● YOUR TASK
Quote all of the data exactly as given. Skip every picture it contains.

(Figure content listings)
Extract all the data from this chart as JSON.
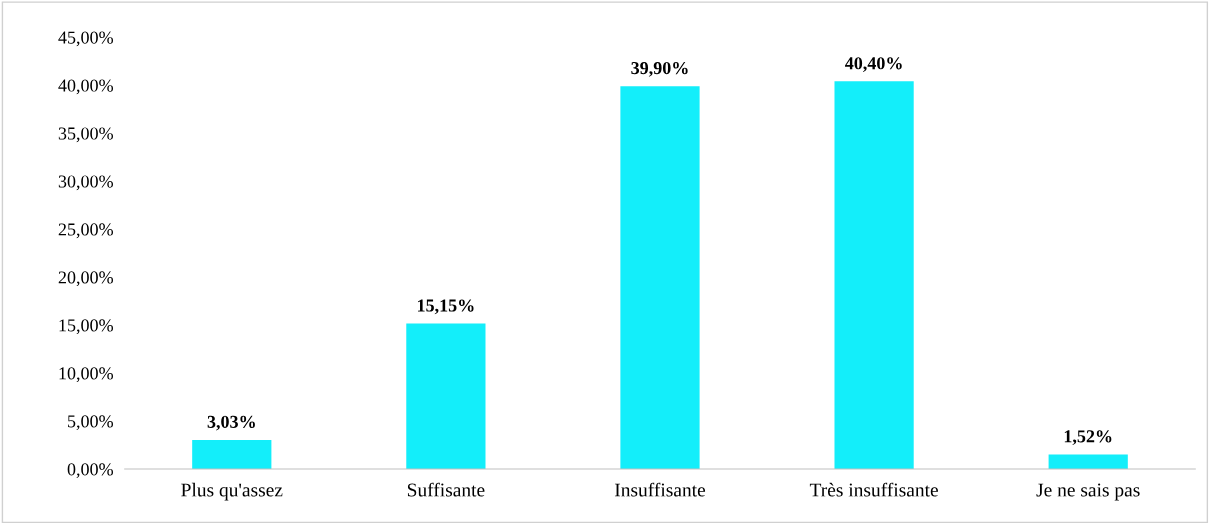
{
  "chart_data": {
    "type": "bar",
    "categories": [
      "Plus qu'assez",
      "Suffisante",
      "Insuffisante",
      "Très insuffisante",
      "Je ne sais pas"
    ],
    "values": [
      3.03,
      15.15,
      39.9,
      40.4,
      1.52
    ],
    "value_labels": [
      "3,03%",
      "15,15%",
      "39,90%",
      "40,40%",
      "1,52%"
    ],
    "color": "#13eefa",
    "ylim": [
      0,
      45
    ],
    "yticks": [
      {
        "value": 0,
        "label": "0,00%"
      },
      {
        "value": 5,
        "label": "5,00%"
      },
      {
        "value": 10,
        "label": "10,00%"
      },
      {
        "value": 15,
        "label": "15,00%"
      },
      {
        "value": 20,
        "label": "20,00%"
      },
      {
        "value": 25,
        "label": "25,00%"
      },
      {
        "value": 30,
        "label": "30,00%"
      },
      {
        "value": 35,
        "label": "35,00%"
      },
      {
        "value": 40,
        "label": "40,00%"
      },
      {
        "value": 45,
        "label": "45,00%"
      }
    ],
    "grid": false,
    "legend": false
  }
}
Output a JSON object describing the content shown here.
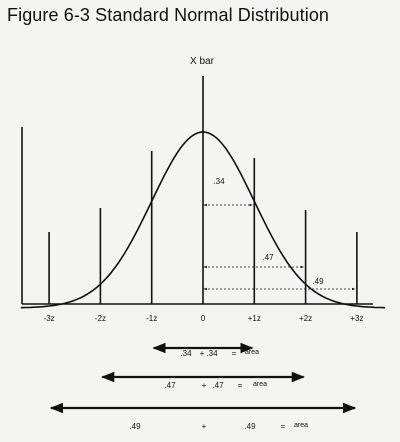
{
  "title": "Figure 6-3  Standard Normal Distribution",
  "mean_label": "X bar",
  "ticks": [
    {
      "label": "-3z",
      "z": -3
    },
    {
      "label": "-2z",
      "z": -2
    },
    {
      "label": "-1z",
      "z": -1
    },
    {
      "label": "0",
      "z": 0
    },
    {
      "label": "+1z",
      "z": 1
    },
    {
      "label": "+2z",
      "z": 2
    },
    {
      "label": "+3z",
      "z": 3
    }
  ],
  "bands": [
    {
      "label": ".34",
      "z": 1
    },
    {
      "label": ".47",
      "z": 2
    },
    {
      "label": ".49",
      "z": 3
    }
  ],
  "equations": [
    {
      "left": ".34",
      "op": "+",
      "right": ".34",
      "eq": "=",
      "result": "area",
      "z": 1
    },
    {
      "left": ".47",
      "op": "+",
      "right": ".47",
      "eq": "=",
      "result": "area",
      "z": 2
    },
    {
      "left": ".49",
      "op": "+",
      "right": ".49",
      "eq": "=",
      "result": "area",
      "z": 3
    }
  ],
  "colors": {
    "ink": "#111111",
    "background": "#f4f4f2"
  }
}
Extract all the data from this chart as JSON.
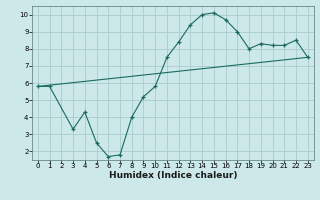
{
  "xlabel": "Humidex (Indice chaleur)",
  "bg_color": "#cce8e8",
  "grid_color": "#aacccc",
  "line_color": "#1a6b5e",
  "xlim": [
    -0.5,
    23.5
  ],
  "ylim": [
    1.5,
    10.5
  ],
  "xticks": [
    0,
    1,
    2,
    3,
    4,
    5,
    6,
    7,
    8,
    9,
    10,
    11,
    12,
    13,
    14,
    15,
    16,
    17,
    18,
    19,
    20,
    21,
    22,
    23
  ],
  "yticks": [
    2,
    3,
    4,
    5,
    6,
    7,
    8,
    9,
    10
  ],
  "curve_x": [
    0,
    1,
    3,
    4,
    5,
    6,
    7,
    8,
    9,
    10,
    11,
    12,
    13,
    14,
    15,
    16,
    17,
    18,
    19,
    20,
    21,
    22,
    23
  ],
  "curve_y": [
    5.8,
    5.8,
    3.3,
    4.3,
    2.5,
    1.7,
    1.8,
    4.0,
    5.2,
    5.8,
    7.5,
    8.4,
    9.4,
    10.0,
    10.1,
    9.7,
    9.0,
    8.0,
    8.3,
    8.2,
    8.2,
    8.5,
    7.5
  ],
  "line2_x": [
    0,
    23
  ],
  "line2_y": [
    5.8,
    7.5
  ],
  "font_size_ticks": 5,
  "font_size_xlabel": 6.5
}
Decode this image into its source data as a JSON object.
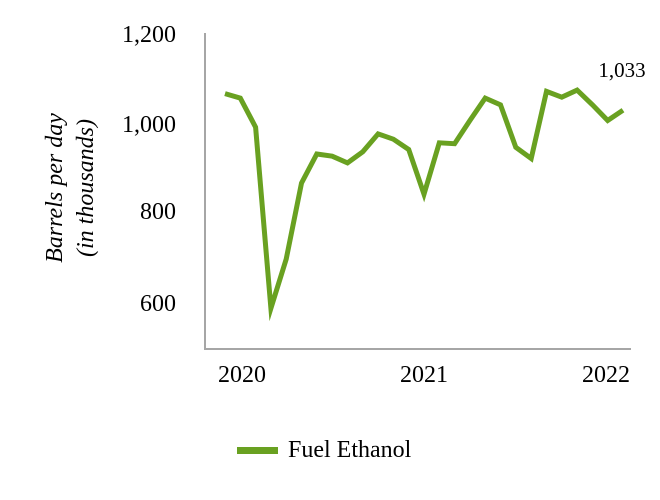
{
  "chart": {
    "y_axis_title_line1": "Barrels per day",
    "y_axis_title_line2": "(in thousands)",
    "y_tick_labels": [
      "1,200",
      "1,000",
      "800",
      "600"
    ],
    "x_tick_labels": [
      "2020",
      "2021",
      "2022"
    ],
    "end_point_label": "1,033",
    "legend_label": "Fuel Ethanol",
    "line_color": "#69A121",
    "axis_color": "#a6a6a6"
  },
  "chart_data": {
    "type": "line",
    "title": "",
    "xlabel": "",
    "ylabel": "Barrels per day (in thousands)",
    "ylim": [
      500,
      1200
    ],
    "y_ticks": [
      600,
      800,
      1000,
      1200
    ],
    "x_tick_labels": [
      "2020",
      "2021",
      "2022"
    ],
    "x_frequency": "monthly",
    "x": [
      "2020-01",
      "2020-02",
      "2020-03",
      "2020-04",
      "2020-05",
      "2020-06",
      "2020-07",
      "2020-08",
      "2020-09",
      "2020-10",
      "2020-11",
      "2020-12",
      "2021-01",
      "2021-02",
      "2021-03",
      "2021-04",
      "2021-05",
      "2021-06",
      "2021-07",
      "2021-08",
      "2021-09",
      "2021-10",
      "2021-11",
      "2021-12",
      "2022-01",
      "2022-02",
      "2022-03"
    ],
    "series": [
      {
        "name": "Fuel Ethanol",
        "color": "#69A121",
        "values": [
          1070,
          1060,
          995,
          590,
          700,
          870,
          935,
          930,
          915,
          940,
          980,
          968,
          945,
          845,
          960,
          958,
          1010,
          1060,
          1045,
          950,
          925,
          1075,
          1062,
          1078,
          1045,
          1010,
          1033
        ]
      }
    ],
    "end_label": {
      "point": "2022-03",
      "text": "1,033"
    },
    "grid": false,
    "legend_position": "bottom"
  }
}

● RESULT OF THE EXERCISE
Extract all the data from this chart as JSON.
{
  "chart_data": {
    "type": "bar",
    "categories": [
      "Plus qu'assez",
      "Suffisante",
      "Insuffisante",
      "Très insuffisante",
      "Je ne sais pas"
    ],
    "values": [
      3.03,
      15.15,
      39.9,
      40.4,
      1.52
    ],
    "value_labels": [
      "3,03%",
      "15,15%",
      "39,90%",
      "40,40%",
      "1,52%"
    ],
    "color": "#13eefa",
    "ylim": [
      0,
      45
    ],
    "yticks": [
      {
        "value": 0,
        "label": "0,00%"
      },
      {
        "value": 5,
        "label": "5,00%"
      },
      {
        "value": 10,
        "label": "10,00%"
      },
      {
        "value": 15,
        "label": "15,00%"
      },
      {
        "value": 20,
        "label": "20,00%"
      },
      {
        "value": 25,
        "label": "25,00%"
      },
      {
        "value": 30,
        "label": "30,00%"
      },
      {
        "value": 35,
        "label": "35,00%"
      },
      {
        "value": 40,
        "label": "40,00%"
      },
      {
        "value": 45,
        "label": "45,00%"
      }
    ],
    "grid": false,
    "legend": false
  }
}
Output a JSON object describing the content shown here.
{
  "title": "Figure 6-3  Standard Normal Distribution",
  "mean_label": "X bar",
  "ticks": [
    {
      "label": "-3z",
      "z": -3
    },
    {
      "label": "-2z",
      "z": -2
    },
    {
      "label": "-1z",
      "z": -1
    },
    {
      "label": "0",
      "z": 0
    },
    {
      "label": "+1z",
      "z": 1
    },
    {
      "label": "+2z",
      "z": 2
    },
    {
      "label": "+3z",
      "z": 3
    }
  ],
  "bands": [
    {
      "label": ".34",
      "z": 1
    },
    {
      "label": ".47",
      "z": 2
    },
    {
      "label": ".49",
      "z": 3
    }
  ],
  "equations": [
    {
      "left": ".34",
      "op": "+",
      "right": ".34",
      "eq": "=",
      "result": "area",
      "z": 1
    },
    {
      "left": ".47",
      "op": "+",
      "right": ".47",
      "eq": "=",
      "result": "area",
      "z": 2
    },
    {
      "left": ".49",
      "op": "+",
      "right": ".49",
      "eq": "=",
      "result": "area",
      "z": 3
    }
  ],
  "colors": {
    "ink": "#111111",
    "background": "#f4f4f2"
  }
}
Extract all the data from this chart as JSON.
{
  "xlabel": "Humidex (Indice chaleur)",
  "bg_color": "#cce8e8",
  "grid_color": "#aacccc",
  "line_color": "#1a6b5e",
  "xlim": [
    -0.5,
    23.5
  ],
  "ylim": [
    1.5,
    10.5
  ],
  "xticks": [
    0,
    1,
    2,
    3,
    4,
    5,
    6,
    7,
    8,
    9,
    10,
    11,
    12,
    13,
    14,
    15,
    16,
    17,
    18,
    19,
    20,
    21,
    22,
    23
  ],
  "yticks": [
    2,
    3,
    4,
    5,
    6,
    7,
    8,
    9,
    10
  ],
  "curve_x": [
    0,
    1,
    3,
    4,
    5,
    6,
    7,
    8,
    9,
    10,
    11,
    12,
    13,
    14,
    15,
    16,
    17,
    18,
    19,
    20,
    21,
    22,
    23
  ],
  "curve_y": [
    5.8,
    5.8,
    3.3,
    4.3,
    2.5,
    1.7,
    1.8,
    4.0,
    5.2,
    5.8,
    7.5,
    8.4,
    9.4,
    10.0,
    10.1,
    9.7,
    9.0,
    8.0,
    8.3,
    8.2,
    8.2,
    8.5,
    7.5
  ],
  "line2_x": [
    0,
    23
  ],
  "line2_y": [
    5.8,
    7.5
  ],
  "font_size_ticks": 5,
  "font_size_xlabel": 6.5
}
Decode this image into its source data as a JSON object.
{
  "chart": {
    "y_axis_title_line1": "Barrels per day",
    "y_axis_title_line2": "(in thousands)",
    "y_tick_labels": [
      "1,200",
      "1,000",
      "800",
      "600"
    ],
    "x_tick_labels": [
      "2020",
      "2021",
      "2022"
    ],
    "end_point_label": "1,033",
    "legend_label": "Fuel Ethanol",
    "line_color": "#69A121",
    "axis_color": "#a6a6a6"
  },
  "chart_data": {
    "type": "line",
    "title": "",
    "xlabel": "",
    "ylabel": "Barrels per day (in thousands)",
    "ylim": [
      500,
      1200
    ],
    "y_ticks": [
      600,
      800,
      1000,
      1200
    ],
    "x_tick_labels": [
      "2020",
      "2021",
      "2022"
    ],
    "x_frequency": "monthly",
    "x": [
      "2020-01",
      "2020-02",
      "2020-03",
      "2020-04",
      "2020-05",
      "2020-06",
      "2020-07",
      "2020-08",
      "2020-09",
      "2020-10",
      "2020-11",
      "2020-12",
      "2021-01",
      "2021-02",
      "2021-03",
      "2021-04",
      "2021-05",
      "2021-06",
      "2021-07",
      "2021-08",
      "2021-09",
      "2021-10",
      "2021-11",
      "2021-12",
      "2022-01",
      "2022-02",
      "2022-03"
    ],
    "series": [
      {
        "name": "Fuel Ethanol",
        "color": "#69A121",
        "values": [
          1070,
          1060,
          995,
          590,
          700,
          870,
          935,
          930,
          915,
          940,
          980,
          968,
          945,
          845,
          960,
          958,
          1010,
          1060,
          1045,
          950,
          925,
          1075,
          1062,
          1078,
          1045,
          1010,
          1033
        ]
      }
    ],
    "end_label": {
      "point": "2022-03",
      "text": "1,033"
    },
    "grid": false,
    "legend_position": "bottom"
  }
}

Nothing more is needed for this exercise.